··· EXCERPTED DATA ···

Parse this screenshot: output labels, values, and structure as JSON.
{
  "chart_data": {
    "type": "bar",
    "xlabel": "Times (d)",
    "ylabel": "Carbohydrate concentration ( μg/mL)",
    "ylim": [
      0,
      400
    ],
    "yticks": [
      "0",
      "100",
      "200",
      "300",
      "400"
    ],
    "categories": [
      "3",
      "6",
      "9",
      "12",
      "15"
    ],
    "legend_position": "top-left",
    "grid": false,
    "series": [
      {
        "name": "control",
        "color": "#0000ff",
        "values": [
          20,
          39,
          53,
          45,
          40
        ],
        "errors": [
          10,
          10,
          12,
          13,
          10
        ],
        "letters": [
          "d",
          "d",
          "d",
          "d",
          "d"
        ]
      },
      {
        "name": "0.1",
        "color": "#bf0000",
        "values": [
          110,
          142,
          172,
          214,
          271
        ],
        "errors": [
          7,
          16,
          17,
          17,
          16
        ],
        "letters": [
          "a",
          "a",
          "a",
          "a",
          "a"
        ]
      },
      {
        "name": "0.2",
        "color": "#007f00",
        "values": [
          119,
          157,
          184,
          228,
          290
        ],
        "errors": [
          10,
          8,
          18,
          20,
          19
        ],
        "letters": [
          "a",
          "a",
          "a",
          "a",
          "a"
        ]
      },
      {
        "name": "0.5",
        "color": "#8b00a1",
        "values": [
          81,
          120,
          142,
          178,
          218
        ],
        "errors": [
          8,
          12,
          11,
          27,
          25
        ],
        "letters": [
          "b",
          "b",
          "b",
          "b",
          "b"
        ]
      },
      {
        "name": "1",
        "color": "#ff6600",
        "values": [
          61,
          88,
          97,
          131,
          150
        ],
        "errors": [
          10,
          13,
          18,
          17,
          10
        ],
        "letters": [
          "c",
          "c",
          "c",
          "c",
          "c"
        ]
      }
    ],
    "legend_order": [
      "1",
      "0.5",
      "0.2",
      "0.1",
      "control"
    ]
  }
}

···

## OBJECTIVE
Write only the number of lines that include "color".

## WRITTEN SOLUTION
5